(Requirements): Copy every record exactly, and keep the pictures out.

****

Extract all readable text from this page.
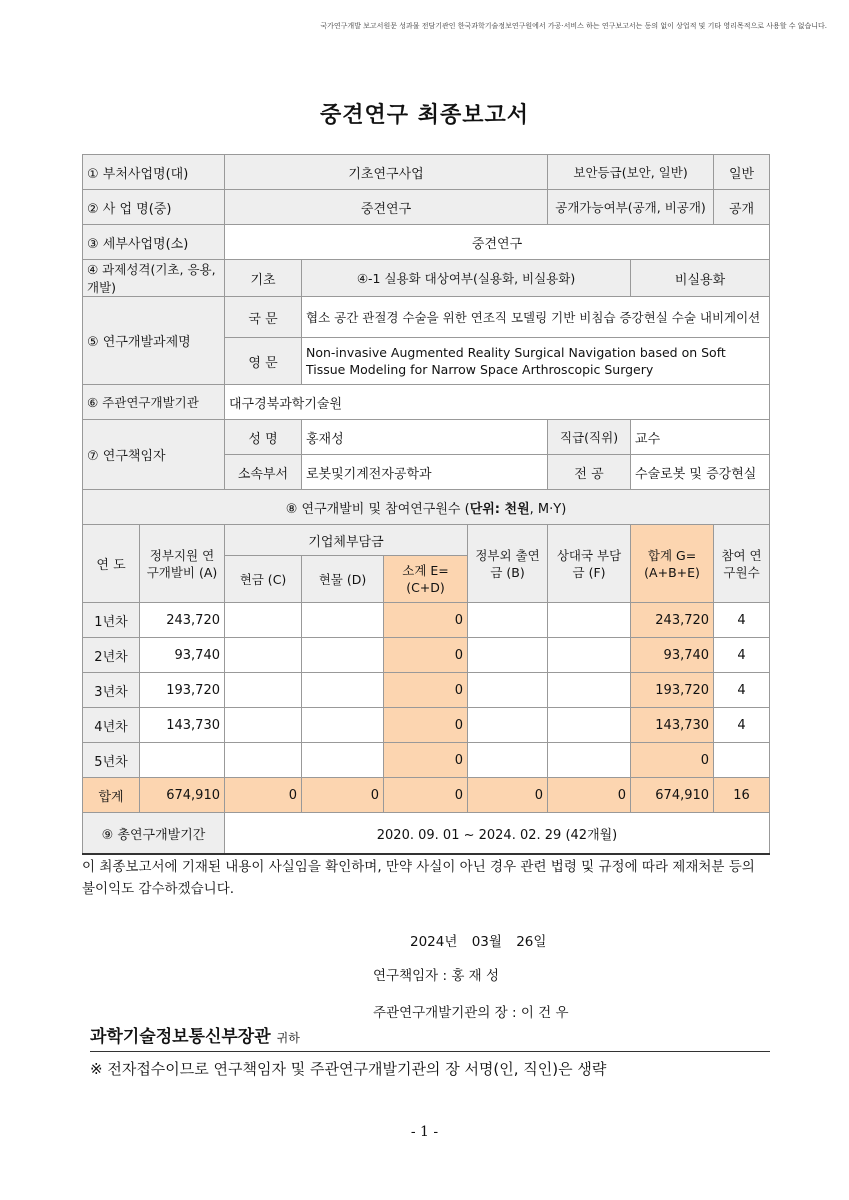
국가연구개발 보고서원문 성과물 전담기관인 한국과학기술정보연구원에서 가공·서비스 하는 연구보고서는 동의 없이 상업적 및 기타 영리목적으로 사용할 수 없습니다.
중견연구 최종보고서
① 부처사업명(대)		기초연구사업				보안등급(보안, 일반)		일반
② 사 업 명(중)		중견연구				공개가능여부(공개, 비공개)		공개
③ 세부사업명(소)		중견연구						
④ 과제성격(기초, 응용, 개발)		기초	④-1 실용화 대상여부(실용화, 비실용화)				비실용화	
⑤ 연구개발과제명		국 문	협소 공간 관절경 수술을 위한 연조직 모델링 기반 비침습 증강현실 수술 내비게이션					
		영 문	Non-invasive Augmented Reality Surgical Navigation based on Soft Tissue Modeling for Narrow Space Arthroscopic Surgery					
⑥ 주관연구개발기관		대구경북과학기술원						
⑦ 연구책임자		성 명	홍재성			직급(직위)	교수	
		소속부서	로봇및기계전자공학과			전 공	수술로봇 및 증강현실	
⑧ 연구개발비 및 참여연구원수 (단위: 천원, M·Y)								
연 도	정부지원 연구개발비 (A)	기업체부담금			정부외 출연금 (B)	상대국 부담금 (F)	합계 G=(A+B+E)	참여 연구원수
		현금 (C)	현물 (D)	소계 E=(C+D)				
1년차	243,720			0			243,720	4
2년차	93,740			0			93,740	4
3년차	193,720			0			193,720	4
4년차	143,730			0			143,730	4
5년차				0			0	
합계	674,910	0	0	0	0	0	674,910	16
⑨ 총연구개발기간		2020. 09. 01 ~ 2024. 02. 29 (42개월)						
이 최종보고서에 기재된 내용이 사실임을 확인하며, 만약 사실이 아닌 경우 관련 법령 및 규정에 따라 제재처분 등의 불이익도 감수하겠습니다.
2024년 03월 26일
연구책임자 : 홍 재 성
주관연구개발기관의 장 : 이 건 우
과학기술정보통신부장관 귀하
※ 전자접수이므로 연구책임자 및 주관연구개발기관의 장 서명(인, 직인)은 생략
- 1 -
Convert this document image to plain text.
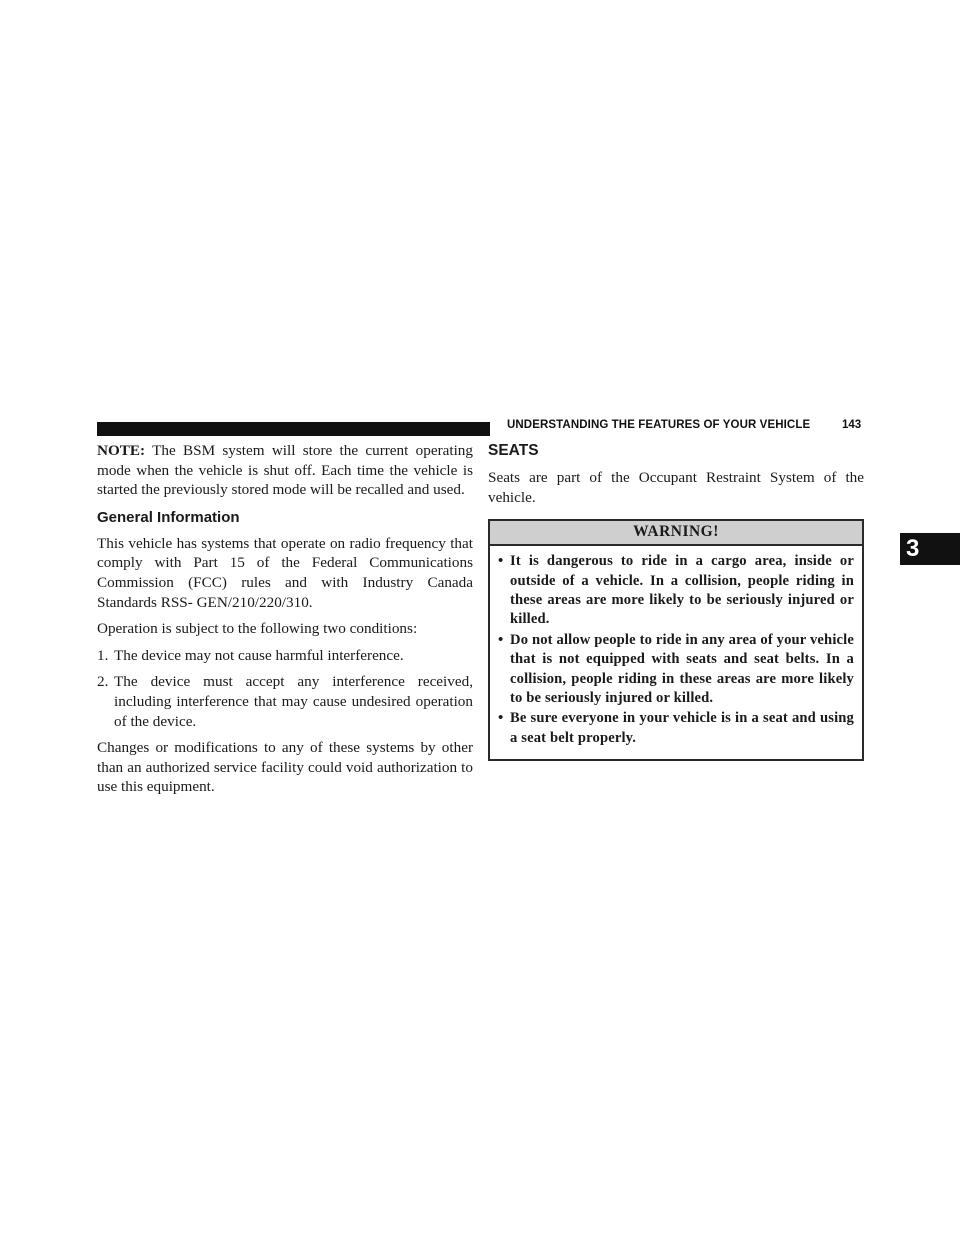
UNDERSTANDING THE FEATURES OF YOUR VEHICLE	143
3

NOTE: The BSM system will store the current operating mode when the vehicle is shut off. Each time the vehicle is started the previously stored mode will be recalled and used.

General Information

This vehicle has systems that operate on radio frequency that comply with Part 15 of the Federal Communications Commission (FCC) rules and with Industry Canada Standards RSS- GEN/210/220/310.

Operation is subject to the following two conditions:

1. The device may not cause harmful interference.
2. The device must accept any interference received, including interference that may cause undesired operation of the device.

Changes or modifications to any of these systems by other than an authorized service facility could void authorization to use this equipment.

SEATS

Seats are part of the Occupant Restraint System of the vehicle.

WARNING!
• It is dangerous to ride in a cargo area, inside or outside of a vehicle. In a collision, people riding in these areas are more likely to be seriously injured or killed.
• Do not allow people to ride in any area of your vehicle that is not equipped with seats and seat belts. In a collision, people riding in these areas are more likely to be seriously injured or killed.
• Be sure everyone in your vehicle is in a seat and using a seat belt properly.
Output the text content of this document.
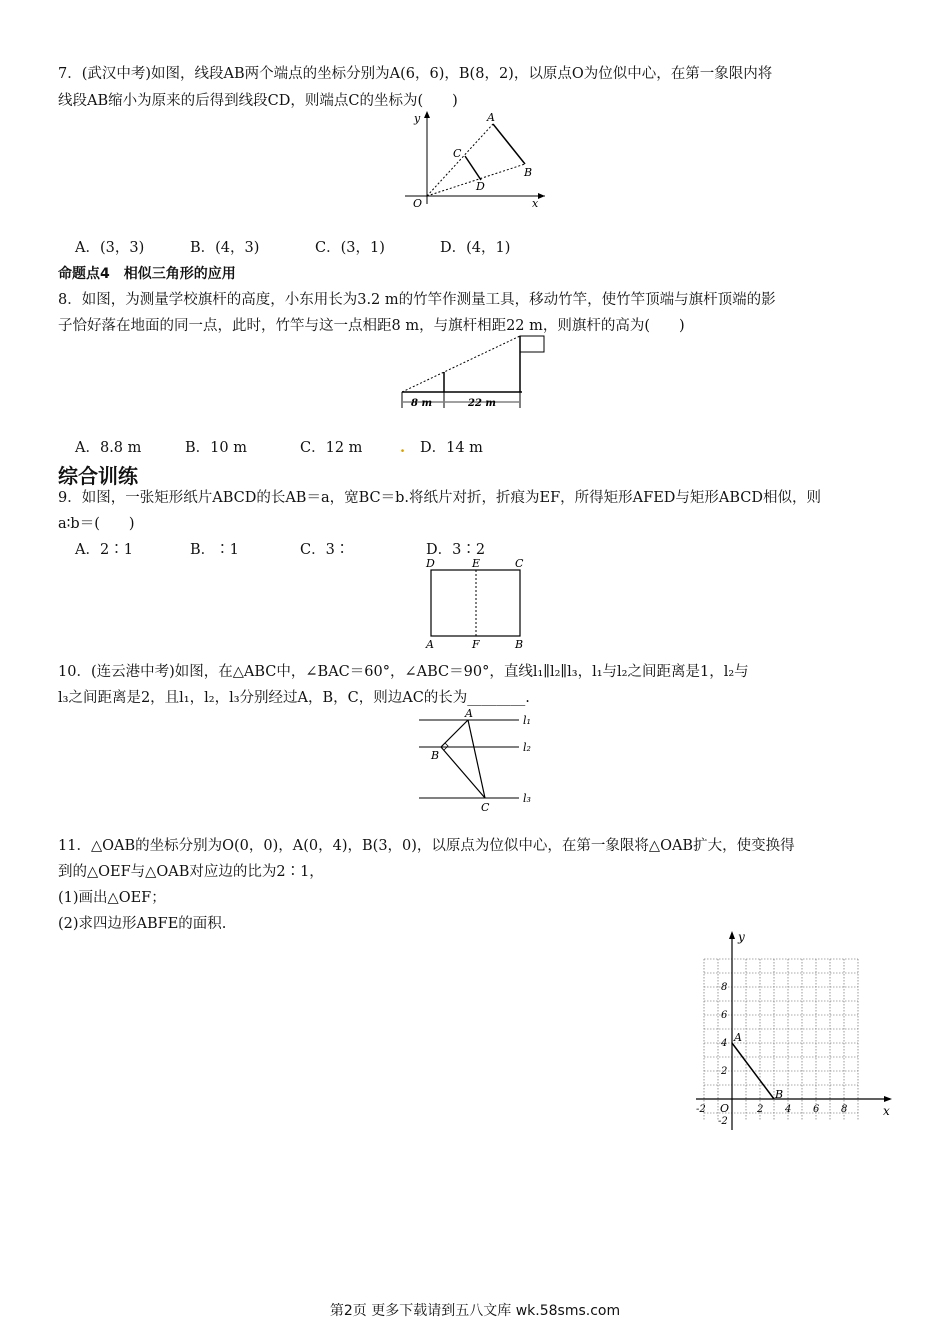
7．(武汉中考)如图，线段AB两个端点的坐标分别为A(6，6)，B(8，2)，以原点O为位似中心，在第一象限内将
线段AB缩小为原来的后得到线段CD，则端点C的坐标为(　　)
y
x
O
A
B
C
D
A．(3，3)	B．(4，3)	C．(3，1)	D．(4，1)
命题点4　相似三角形的应用
8．如图，为测量学校旗杆的高度，小东用长为3.2 m的竹竿作测量工具，移动竹竿，使竹竿顶端与旗杆顶端的影
子恰好落在地面的同一点，此时，竹竿与这一点相距8 m，与旗杆相距22 m，则旗杆的高为(　　)
8 m	22 m
A．8.8 m	B．10 m	C．12 m	. D．14 m
综合训练
9．如图，一张矩形纸片ABCD的长AB＝a，宽BC＝b.将纸片对折，折痕为EF，所得矩形AFED与矩形ABCD相似，则
a∶b＝(　　)
A．2∶1	B．∶1	C．3∶	D．3∶2
D	E	C
A	F	B
10．(连云港中考)如图，在△ABC中，∠BAC＝60°，∠ABC＝90°，直线l₁∥l₂∥l₃，l₁与l₂之间距离是1，l₂与
l₃之间距离是2，且l₁，l₂，l₃分别经过A，B，C，则边AC的长为________.
A
B
C
l₁
l₂
l₃
11．△OAB的坐标分别为O(0，0)，A(0，4)，B(3，0)，以原点为位似中心，在第一象限将△OAB扩大，使变换得
到的△OEF与△OAB对应边的比为2∶1，
(1)画出△OEF；
(2)求四边形ABFE的面积.
y
x
O
A
B
8
6
4
2
-2
-2	2 4 6 8
第2页 更多下载请到五八文库 wk.58sms.com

****

(Exercise answer):
Extract all readable text from this page.
국가연구개발 보고서원문 성과물 전담기관인 한국과학기술정보연구원에서 가공·서비스 하는 연구보고서는 동의 없이 상업적 및 기타 영리목적으로 사용할 수 없습니다.
중견연구 최종보고서
① 부처사업명(대)		기초연구사업				보안등급(보안, 일반)		일반
② 사 업 명(중)		중견연구				공개가능여부(공개, 비공개)		공개
③ 세부사업명(소)		중견연구						
④ 과제성격(기초, 응용, 개발)		기초	④-1 실용화 대상여부(실용화, 비실용화)				비실용화	
⑤ 연구개발과제명		국 문	협소 공간 관절경 수술을 위한 연조직 모델링 기반 비침습 증강현실 수술 내비게이션					
		영 문	Non-invasive Augmented Reality Surgical Navigation based on Soft Tissue Modeling for Narrow Space Arthroscopic Surgery					
⑥ 주관연구개발기관		대구경북과학기술원						
⑦ 연구책임자		성 명	홍재성			직급(직위)	교수	
		소속부서	로봇및기계전자공학과			전 공	수술로봇 및 증강현실	
⑧ 연구개발비 및 참여연구원수 (단위: 천원, M·Y)								
연 도	정부지원 연구개발비 (A)	기업체부담금			정부외 출연금 (B)	상대국 부담금 (F)	합계 G=(A+B+E)	참여 연구원수
		현금 (C)	현물 (D)	소계 E=(C+D)				
1년차	243,720			0			243,720	4
2년차	93,740			0			93,740	4
3년차	193,720			0			193,720	4
4년차	143,730			0			143,730	4
5년차				0			0	
합계	674,910	0	0	0	0	0	674,910	16
⑨ 총연구개발기간		2020. 09. 01 ~ 2024. 02. 29 (42개월)						
이 최종보고서에 기재된 내용이 사실임을 확인하며, 만약 사실이 아닌 경우 관련 법령 및 규정에 따라 제재처분 등의 불이익도 감수하겠습니다.
2024년 03월 26일
연구책임자 : 홍 재 성
주관연구개발기관의 장 : 이 건 우
과학기술정보통신부장관 귀하
※ 전자접수이므로 연구책임자 및 주관연구개발기관의 장 서명(인, 직인)은 생략
- 1 -
Convert this document image to plain text.
UNDERSTANDING THE FEATURES OF YOUR VEHICLE	143
3

NOTE: The BSM system will store the current operating mode when the vehicle is shut off. Each time the vehicle is started the previously stored mode will be recalled and used.

General Information

This vehicle has systems that operate on radio frequency that comply with Part 15 of the Federal Communications Commission (FCC) rules and with Industry Canada Standards RSS- GEN/210/220/310.

Operation is subject to the following two conditions:

1. The device may not cause harmful interference.
2. The device must accept any interference received, including interference that may cause undesired operation of the device.

Changes or modifications to any of these systems by other than an authorized service facility could void authorization to use this equipment.

SEATS

Seats are part of the Occupant Restraint System of the vehicle.

WARNING!
• It is dangerous to ride in a cargo area, inside or outside of a vehicle. In a collision, people riding in these areas are more likely to be seriously injured or killed.
• Do not allow people to ride in any area of your vehicle that is not equipped with seats and seat belts. In a collision, people riding in these areas are more likely to be seriously injured or killed.
• Be sure everyone in your vehicle is in a seat and using a seat belt properly.
Output the text content of this document.
7．(武汉中考)如图，线段AB两个端点的坐标分别为A(6，6)，B(8，2)，以原点O为位似中心，在第一象限内将
线段AB缩小为原来的后得到线段CD，则端点C的坐标为(　　)
y
x
O
A
B
C
D
A．(3，3)	B．(4，3)	C．(3，1)	D．(4，1)
命题点4　相似三角形的应用
8．如图，为测量学校旗杆的高度，小东用长为3.2 m的竹竿作测量工具，移动竹竿，使竹竿顶端与旗杆顶端的影
子恰好落在地面的同一点，此时，竹竿与这一点相距8 m，与旗杆相距22 m，则旗杆的高为(　　)
8 m	22 m
A．8.8 m	B．10 m	C．12 m	. D．14 m
综合训练
9．如图，一张矩形纸片ABCD的长AB＝a，宽BC＝b.将纸片对折，折痕为EF，所得矩形AFED与矩形ABCD相似，则
a∶b＝(　　)
A．2∶1	B．∶1	C．3∶	D．3∶2
D	E	C
A	F	B
10．(连云港中考)如图，在△ABC中，∠BAC＝60°，∠ABC＝90°，直线l₁∥l₂∥l₃，l₁与l₂之间距离是1，l₂与
l₃之间距离是2，且l₁，l₂，l₃分别经过A，B，C，则边AC的长为________.
A
B
C
l₁
l₂
l₃
11．△OAB的坐标分别为O(0，0)，A(0，4)，B(3，0)，以原点为位似中心，在第一象限将△OAB扩大，使变换得
到的△OEF与△OAB对应边的比为2∶1，
(1)画出△OEF；
(2)求四边形ABFE的面积.
y
x
O
A
B
8
6
4
2
-2
-2	2 4 6 8
第2页 更多下载请到五八文库 wk.58sms.com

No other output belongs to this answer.